INSTRUCTION: Using the material below, copy every line where "method" appears.

Stored items from a collection:
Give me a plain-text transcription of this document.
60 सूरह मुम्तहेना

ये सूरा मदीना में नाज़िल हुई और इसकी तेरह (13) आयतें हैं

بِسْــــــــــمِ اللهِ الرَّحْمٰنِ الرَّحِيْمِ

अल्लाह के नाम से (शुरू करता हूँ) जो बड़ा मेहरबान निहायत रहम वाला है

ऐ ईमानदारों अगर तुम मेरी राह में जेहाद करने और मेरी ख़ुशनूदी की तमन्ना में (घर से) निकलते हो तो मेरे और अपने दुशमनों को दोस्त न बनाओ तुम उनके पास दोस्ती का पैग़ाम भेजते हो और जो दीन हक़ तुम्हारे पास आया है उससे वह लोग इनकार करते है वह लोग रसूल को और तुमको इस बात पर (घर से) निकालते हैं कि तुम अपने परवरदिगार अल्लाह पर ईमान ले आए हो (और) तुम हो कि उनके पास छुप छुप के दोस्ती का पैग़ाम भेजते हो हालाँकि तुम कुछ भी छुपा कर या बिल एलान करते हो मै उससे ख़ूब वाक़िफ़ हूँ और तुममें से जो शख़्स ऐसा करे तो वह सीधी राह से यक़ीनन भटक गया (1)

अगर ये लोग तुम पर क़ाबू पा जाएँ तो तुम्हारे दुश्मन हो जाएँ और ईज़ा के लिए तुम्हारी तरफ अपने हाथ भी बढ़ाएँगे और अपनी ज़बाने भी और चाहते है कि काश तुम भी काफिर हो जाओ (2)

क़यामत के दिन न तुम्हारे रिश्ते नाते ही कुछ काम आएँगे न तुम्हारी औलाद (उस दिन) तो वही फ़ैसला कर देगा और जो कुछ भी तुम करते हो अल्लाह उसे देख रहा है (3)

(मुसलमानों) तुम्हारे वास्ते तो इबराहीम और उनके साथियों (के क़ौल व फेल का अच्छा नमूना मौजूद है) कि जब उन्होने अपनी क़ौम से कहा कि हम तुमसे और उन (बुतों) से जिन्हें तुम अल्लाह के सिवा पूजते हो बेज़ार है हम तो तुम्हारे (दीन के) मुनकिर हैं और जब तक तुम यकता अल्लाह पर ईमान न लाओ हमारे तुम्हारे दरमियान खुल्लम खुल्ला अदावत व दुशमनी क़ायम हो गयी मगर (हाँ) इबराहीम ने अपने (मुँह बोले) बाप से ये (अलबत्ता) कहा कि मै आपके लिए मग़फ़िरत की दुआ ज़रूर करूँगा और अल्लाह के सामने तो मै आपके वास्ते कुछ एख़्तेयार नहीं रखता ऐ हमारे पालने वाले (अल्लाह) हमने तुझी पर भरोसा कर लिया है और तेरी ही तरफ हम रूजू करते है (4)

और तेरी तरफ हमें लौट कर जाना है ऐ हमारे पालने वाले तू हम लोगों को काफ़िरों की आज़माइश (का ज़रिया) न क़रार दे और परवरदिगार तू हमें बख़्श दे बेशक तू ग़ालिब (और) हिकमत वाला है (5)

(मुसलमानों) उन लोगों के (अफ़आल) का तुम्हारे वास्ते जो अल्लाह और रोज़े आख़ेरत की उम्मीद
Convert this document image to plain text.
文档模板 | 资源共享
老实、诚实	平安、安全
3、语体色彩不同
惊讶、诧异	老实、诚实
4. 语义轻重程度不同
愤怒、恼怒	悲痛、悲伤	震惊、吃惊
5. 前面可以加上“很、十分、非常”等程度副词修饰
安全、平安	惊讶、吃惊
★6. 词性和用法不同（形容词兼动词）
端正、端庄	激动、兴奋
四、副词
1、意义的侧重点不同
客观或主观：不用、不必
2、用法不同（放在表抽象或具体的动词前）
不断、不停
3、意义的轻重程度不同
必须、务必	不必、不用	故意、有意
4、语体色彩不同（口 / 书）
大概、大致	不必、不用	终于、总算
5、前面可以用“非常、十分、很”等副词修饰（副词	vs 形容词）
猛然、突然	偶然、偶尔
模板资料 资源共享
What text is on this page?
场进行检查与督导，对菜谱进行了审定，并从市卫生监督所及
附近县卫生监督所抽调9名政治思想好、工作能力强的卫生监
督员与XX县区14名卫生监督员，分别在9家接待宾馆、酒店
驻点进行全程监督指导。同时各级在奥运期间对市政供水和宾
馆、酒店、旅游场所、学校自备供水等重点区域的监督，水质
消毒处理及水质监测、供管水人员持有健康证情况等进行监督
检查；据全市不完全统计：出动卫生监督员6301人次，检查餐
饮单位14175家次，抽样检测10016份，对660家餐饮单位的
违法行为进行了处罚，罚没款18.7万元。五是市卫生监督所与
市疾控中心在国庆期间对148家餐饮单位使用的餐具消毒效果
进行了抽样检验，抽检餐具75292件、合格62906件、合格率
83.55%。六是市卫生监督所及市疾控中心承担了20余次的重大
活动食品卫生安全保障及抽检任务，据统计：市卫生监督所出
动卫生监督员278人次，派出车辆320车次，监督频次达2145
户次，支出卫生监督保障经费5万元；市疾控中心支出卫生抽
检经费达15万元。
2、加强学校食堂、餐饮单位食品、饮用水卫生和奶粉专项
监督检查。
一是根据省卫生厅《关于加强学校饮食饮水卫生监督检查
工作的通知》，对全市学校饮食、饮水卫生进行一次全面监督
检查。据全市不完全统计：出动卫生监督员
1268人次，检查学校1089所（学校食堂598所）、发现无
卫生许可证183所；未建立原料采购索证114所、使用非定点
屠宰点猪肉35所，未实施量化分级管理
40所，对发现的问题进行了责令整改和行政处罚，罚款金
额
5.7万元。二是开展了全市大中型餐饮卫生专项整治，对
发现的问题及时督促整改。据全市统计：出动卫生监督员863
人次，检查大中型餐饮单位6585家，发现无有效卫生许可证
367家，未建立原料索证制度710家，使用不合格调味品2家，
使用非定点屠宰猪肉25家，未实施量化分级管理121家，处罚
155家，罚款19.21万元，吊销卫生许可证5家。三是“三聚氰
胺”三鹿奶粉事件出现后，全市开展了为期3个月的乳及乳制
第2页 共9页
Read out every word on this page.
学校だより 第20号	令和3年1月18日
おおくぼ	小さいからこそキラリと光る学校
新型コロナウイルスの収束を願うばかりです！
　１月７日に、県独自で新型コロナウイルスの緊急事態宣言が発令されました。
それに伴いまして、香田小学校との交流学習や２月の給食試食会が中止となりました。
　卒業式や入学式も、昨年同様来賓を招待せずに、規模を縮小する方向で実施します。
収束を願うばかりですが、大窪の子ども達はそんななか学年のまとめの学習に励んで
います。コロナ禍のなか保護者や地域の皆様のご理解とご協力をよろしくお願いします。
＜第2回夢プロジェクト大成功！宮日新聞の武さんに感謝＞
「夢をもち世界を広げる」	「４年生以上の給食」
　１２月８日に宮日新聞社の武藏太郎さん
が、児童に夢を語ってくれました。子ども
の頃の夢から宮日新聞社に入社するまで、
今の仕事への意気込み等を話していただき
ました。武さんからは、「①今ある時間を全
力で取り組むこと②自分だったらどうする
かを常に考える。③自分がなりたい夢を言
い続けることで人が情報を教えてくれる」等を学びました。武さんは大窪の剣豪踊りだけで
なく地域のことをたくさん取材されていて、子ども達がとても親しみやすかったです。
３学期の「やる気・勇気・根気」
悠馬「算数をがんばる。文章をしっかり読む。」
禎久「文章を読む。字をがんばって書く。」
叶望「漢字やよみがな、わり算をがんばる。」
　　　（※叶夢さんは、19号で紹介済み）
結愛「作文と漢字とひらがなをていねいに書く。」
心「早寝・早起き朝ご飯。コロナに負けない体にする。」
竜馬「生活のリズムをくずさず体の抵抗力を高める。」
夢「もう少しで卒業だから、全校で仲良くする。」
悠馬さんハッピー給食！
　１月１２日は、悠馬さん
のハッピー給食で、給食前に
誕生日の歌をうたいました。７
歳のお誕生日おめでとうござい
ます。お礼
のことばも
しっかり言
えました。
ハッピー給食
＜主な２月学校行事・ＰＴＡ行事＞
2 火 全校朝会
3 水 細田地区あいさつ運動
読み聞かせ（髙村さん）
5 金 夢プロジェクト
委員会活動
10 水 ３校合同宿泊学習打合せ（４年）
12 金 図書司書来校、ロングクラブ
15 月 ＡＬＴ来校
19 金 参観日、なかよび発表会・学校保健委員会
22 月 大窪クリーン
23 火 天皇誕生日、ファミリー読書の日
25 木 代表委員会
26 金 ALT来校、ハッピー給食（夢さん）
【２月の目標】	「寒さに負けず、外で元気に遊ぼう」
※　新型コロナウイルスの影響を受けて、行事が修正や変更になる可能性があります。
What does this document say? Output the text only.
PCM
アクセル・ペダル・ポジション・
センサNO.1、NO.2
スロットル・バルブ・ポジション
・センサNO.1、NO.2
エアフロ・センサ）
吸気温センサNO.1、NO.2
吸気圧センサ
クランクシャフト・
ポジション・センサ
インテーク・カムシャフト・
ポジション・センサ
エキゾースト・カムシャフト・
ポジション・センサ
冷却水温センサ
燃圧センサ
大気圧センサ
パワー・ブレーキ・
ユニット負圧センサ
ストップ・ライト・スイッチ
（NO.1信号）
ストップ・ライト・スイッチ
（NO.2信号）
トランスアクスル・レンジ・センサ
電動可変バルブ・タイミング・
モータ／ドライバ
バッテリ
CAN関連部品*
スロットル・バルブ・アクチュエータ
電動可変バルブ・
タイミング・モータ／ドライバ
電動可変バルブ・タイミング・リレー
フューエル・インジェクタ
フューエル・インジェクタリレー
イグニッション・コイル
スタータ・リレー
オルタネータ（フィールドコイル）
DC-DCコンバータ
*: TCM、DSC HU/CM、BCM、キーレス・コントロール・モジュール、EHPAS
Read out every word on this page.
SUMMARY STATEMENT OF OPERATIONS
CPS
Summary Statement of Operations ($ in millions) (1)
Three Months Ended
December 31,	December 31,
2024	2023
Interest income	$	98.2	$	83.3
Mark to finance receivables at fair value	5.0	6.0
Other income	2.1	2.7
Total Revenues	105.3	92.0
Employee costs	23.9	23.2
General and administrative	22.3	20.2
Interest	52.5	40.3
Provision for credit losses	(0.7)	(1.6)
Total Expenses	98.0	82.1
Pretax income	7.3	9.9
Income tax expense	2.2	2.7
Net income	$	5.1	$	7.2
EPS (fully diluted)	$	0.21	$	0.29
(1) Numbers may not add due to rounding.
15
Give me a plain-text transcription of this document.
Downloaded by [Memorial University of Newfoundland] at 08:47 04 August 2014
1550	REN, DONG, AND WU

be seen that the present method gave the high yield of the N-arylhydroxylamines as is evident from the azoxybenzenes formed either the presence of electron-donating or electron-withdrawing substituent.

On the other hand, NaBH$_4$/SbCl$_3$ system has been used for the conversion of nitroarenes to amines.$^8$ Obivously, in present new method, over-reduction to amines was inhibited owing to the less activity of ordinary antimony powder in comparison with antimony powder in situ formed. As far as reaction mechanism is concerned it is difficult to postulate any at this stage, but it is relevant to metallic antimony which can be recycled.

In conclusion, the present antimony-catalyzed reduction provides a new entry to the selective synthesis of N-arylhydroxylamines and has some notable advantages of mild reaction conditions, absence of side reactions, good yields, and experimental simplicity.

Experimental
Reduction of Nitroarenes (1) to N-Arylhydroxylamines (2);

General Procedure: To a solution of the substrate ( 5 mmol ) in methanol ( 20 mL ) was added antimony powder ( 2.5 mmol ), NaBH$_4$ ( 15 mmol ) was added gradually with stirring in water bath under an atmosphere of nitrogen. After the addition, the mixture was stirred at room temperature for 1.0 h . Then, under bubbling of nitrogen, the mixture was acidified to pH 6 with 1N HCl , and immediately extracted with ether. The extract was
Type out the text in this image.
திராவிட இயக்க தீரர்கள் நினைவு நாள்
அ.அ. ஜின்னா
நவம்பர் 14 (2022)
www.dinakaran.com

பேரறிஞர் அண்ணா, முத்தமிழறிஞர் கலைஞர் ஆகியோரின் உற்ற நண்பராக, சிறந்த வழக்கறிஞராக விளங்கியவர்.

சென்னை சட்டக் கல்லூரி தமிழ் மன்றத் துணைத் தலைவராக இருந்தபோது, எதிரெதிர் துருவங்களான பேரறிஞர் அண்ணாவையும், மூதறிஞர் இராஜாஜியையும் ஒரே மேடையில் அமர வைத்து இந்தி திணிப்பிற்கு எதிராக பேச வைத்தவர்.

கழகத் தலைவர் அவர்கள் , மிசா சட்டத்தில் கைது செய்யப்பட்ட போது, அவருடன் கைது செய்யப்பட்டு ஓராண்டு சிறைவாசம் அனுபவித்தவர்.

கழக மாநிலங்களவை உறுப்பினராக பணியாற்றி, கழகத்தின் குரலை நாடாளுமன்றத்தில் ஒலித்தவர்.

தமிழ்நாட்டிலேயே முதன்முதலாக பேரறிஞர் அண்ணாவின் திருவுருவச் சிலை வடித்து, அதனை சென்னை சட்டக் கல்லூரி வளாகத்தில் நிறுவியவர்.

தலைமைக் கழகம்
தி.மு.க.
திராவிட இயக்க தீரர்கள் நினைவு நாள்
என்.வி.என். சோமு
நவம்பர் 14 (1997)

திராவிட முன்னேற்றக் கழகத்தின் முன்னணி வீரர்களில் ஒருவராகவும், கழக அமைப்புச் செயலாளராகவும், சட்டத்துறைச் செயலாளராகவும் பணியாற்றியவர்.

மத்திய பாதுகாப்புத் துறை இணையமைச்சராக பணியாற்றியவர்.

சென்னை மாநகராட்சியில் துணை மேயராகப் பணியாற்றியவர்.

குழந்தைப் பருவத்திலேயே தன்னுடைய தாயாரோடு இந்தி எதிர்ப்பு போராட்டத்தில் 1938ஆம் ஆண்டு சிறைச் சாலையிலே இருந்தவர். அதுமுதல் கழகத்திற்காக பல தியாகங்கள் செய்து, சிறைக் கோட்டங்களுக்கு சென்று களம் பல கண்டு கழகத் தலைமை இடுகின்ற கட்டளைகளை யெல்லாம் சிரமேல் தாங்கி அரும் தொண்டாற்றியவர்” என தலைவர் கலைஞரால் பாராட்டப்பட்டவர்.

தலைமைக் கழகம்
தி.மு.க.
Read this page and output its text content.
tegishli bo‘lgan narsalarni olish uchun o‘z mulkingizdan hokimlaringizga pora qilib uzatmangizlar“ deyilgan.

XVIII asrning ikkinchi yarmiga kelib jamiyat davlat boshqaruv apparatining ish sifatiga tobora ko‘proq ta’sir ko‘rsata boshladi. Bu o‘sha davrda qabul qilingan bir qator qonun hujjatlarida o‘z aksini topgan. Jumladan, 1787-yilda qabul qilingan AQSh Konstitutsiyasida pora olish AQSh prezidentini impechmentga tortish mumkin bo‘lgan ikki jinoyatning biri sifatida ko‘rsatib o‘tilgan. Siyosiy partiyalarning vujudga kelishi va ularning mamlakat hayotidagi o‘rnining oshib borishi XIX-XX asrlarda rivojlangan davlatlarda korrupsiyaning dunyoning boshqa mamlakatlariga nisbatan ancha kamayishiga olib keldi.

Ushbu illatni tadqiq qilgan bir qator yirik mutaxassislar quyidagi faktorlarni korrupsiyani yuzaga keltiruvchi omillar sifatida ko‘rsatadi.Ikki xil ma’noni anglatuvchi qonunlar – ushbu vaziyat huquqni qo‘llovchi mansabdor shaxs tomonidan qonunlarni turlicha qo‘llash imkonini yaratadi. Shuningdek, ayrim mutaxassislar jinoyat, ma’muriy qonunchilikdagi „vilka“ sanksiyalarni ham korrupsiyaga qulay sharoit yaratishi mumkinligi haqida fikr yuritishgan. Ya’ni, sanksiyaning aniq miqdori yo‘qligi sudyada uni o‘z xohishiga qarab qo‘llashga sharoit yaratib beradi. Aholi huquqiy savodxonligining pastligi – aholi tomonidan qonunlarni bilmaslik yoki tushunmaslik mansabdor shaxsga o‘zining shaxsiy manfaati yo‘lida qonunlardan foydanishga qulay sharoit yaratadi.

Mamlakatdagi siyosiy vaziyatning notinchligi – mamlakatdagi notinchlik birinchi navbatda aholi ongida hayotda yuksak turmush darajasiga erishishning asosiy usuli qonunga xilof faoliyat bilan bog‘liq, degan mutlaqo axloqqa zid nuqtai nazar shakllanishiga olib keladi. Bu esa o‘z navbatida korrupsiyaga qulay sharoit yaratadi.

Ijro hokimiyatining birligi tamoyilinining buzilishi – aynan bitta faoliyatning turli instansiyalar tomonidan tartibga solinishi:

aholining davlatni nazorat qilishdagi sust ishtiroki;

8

WRITTEN ANSWER:
be seen that the present method gave the high yield of the N-arylhydroxylamines as is evident from the azoxybenzenes formed either the presence of electron-donating or electron-withdrawing substituent.
On the other hand, NaBH$_4$/SbCl$_3$ system has been used for the conversion of nitroarenes to amines.$^8$ Obivously, in present new method, over-reduction to amines was inhibited owing to the less activity of ordinary antimony powder in comparison with antimony powder in situ formed. As far as reaction mechanism is concerned it is difficult to postulate any at this stage, but it is relevant to metallic antimony which can be recycled.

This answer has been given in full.